======== SOURCE ========
# help .. my PCUT CR630 won't detect usb driver



## nuataro (Aug 13, 2008)

i has bought new Pcut CR630 but i think i dont have any driver of this hardware.

anyone pls help me to solve it.. 

i wanna work with this cutter with my coreldraw.

any solutions?

thnks in advance


----------



## kenimes (Feb 12, 2008)

nuataro said:


> i has bought new Pcut CR630 but i think i dont have any driver of this hardware.
> 
> anyone pls help me to solve it..
> 
> ...


Someone had the same problems a few days ago, and here is the link: http://www.t-shirtforums.com/vinyl-cutters-plotters-transfers/t60658.html


----------



## nuataro (Aug 13, 2008)

could someone provide me driver for cr630 ? cause im using coreldraw. i dont have flexisign. tq


----------



## kenimes (Feb 12, 2008)
======== PROVIDED MATERIAL ========
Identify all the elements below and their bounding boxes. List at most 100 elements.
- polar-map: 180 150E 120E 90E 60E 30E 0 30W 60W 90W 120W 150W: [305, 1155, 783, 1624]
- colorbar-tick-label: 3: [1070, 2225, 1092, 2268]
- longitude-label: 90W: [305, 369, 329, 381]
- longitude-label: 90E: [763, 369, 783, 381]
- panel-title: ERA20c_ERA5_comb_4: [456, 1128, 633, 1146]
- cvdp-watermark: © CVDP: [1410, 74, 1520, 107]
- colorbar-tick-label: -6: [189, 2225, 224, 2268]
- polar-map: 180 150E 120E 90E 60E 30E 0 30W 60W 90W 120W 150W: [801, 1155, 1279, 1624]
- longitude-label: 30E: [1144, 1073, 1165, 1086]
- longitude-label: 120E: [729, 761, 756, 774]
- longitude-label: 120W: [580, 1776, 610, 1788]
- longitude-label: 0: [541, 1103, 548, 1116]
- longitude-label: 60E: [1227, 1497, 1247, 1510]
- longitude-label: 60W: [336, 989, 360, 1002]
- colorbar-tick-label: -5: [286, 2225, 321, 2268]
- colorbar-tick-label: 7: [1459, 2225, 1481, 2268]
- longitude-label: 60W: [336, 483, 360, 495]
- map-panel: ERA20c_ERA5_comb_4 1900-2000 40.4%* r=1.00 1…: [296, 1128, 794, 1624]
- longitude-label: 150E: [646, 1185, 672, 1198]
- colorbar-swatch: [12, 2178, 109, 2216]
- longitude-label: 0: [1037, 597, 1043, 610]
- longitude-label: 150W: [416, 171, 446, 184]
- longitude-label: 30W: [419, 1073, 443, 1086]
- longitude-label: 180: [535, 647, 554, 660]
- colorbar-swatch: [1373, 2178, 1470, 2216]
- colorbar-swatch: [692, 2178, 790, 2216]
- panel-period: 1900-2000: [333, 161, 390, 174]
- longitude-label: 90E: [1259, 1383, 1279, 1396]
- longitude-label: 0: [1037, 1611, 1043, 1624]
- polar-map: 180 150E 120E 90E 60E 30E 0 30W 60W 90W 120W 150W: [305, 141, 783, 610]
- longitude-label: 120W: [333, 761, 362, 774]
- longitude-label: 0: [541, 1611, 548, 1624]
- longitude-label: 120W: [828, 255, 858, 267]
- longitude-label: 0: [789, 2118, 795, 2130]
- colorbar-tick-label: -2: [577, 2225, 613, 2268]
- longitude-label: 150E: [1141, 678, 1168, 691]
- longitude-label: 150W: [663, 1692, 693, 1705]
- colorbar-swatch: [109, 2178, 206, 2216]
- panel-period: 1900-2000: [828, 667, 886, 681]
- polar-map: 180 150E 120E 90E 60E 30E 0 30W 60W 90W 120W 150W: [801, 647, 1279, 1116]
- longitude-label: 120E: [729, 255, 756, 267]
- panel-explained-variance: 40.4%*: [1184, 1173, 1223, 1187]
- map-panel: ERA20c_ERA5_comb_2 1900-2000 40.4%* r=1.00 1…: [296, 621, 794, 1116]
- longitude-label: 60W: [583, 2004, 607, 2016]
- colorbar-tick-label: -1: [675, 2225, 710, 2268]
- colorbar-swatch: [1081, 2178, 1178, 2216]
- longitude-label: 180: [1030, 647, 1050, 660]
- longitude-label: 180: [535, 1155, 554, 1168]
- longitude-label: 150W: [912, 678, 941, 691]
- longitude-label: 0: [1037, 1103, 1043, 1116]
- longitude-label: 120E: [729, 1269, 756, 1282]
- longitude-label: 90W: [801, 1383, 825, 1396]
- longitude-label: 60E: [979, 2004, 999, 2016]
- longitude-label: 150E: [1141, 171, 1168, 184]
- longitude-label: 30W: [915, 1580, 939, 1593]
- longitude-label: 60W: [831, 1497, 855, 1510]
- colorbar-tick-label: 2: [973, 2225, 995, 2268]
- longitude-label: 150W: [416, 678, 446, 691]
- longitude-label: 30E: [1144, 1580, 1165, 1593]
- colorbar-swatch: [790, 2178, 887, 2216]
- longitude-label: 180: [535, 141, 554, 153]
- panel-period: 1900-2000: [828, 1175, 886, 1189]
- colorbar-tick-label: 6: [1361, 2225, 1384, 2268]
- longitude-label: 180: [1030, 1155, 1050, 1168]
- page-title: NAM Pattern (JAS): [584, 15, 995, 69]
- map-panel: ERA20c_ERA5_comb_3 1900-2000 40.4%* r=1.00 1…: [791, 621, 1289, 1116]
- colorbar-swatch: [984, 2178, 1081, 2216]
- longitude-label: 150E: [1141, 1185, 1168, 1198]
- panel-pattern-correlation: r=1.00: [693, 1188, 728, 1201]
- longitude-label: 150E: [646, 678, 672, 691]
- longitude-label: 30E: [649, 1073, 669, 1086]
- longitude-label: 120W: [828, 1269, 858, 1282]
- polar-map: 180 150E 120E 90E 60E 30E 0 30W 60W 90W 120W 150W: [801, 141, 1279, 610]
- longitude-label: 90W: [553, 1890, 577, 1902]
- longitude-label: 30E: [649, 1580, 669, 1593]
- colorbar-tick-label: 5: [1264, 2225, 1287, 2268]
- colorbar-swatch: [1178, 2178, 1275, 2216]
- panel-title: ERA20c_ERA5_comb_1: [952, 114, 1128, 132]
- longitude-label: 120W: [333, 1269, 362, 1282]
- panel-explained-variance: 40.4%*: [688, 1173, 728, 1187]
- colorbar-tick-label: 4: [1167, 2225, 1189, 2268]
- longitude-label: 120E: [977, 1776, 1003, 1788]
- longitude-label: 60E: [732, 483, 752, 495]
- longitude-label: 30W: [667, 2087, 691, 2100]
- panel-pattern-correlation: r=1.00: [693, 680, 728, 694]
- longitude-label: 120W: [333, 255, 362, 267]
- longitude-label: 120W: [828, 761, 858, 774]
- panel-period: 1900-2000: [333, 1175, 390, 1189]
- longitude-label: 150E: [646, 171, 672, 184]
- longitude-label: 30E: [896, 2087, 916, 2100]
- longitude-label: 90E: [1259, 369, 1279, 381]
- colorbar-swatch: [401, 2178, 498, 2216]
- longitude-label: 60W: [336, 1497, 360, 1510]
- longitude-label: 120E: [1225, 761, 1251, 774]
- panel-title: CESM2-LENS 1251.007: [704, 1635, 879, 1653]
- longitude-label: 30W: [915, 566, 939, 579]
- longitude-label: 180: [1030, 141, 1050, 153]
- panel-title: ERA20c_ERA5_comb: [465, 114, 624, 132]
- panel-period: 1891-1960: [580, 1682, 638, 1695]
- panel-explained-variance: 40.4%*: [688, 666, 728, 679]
========
LIST OF TASKS:
[1] Please format everything in the entries, from their first line down to the line containing "- longitude-label: 90E: [763, 369, 783, 381]", as a numbered list with blank lines left out.
[2] Resume the forum thread about the PCUT CR630 cutter's USB driver where it stops.

EXPECTED OUTPUTS:
[1]
1. Identify all the elements below and their bounding boxes. List at most 100 elements.
2. - polar-map: 180 150E 120E 90E 60E 30E 0 30W 60W 90W 120W 150W: [305, 1155, 783, 1624]
3. - colorbar-tick-label: 3: [1070, 2225, 1092, 2268]
4. - longitude-label: 90W: [305, 369, 329, 381]
5. - longitude-label: 90E: [763, 369, 783, 381]

[2]
Not sure the CR630 will cut/ plot directly from Corel because there are no Windows drivers that I am aware of. The CR series is the UK version though, and i could be wrong, but the CTN series we offer in the US does not have the capability.


----------



## sarah_tee_maker (Sep 24, 2008)

I have a procut and what I do is if I use a different program I will export my design to flexi and then cut. I think you can download flexipro from procutters website they should have provided it for you with the machine.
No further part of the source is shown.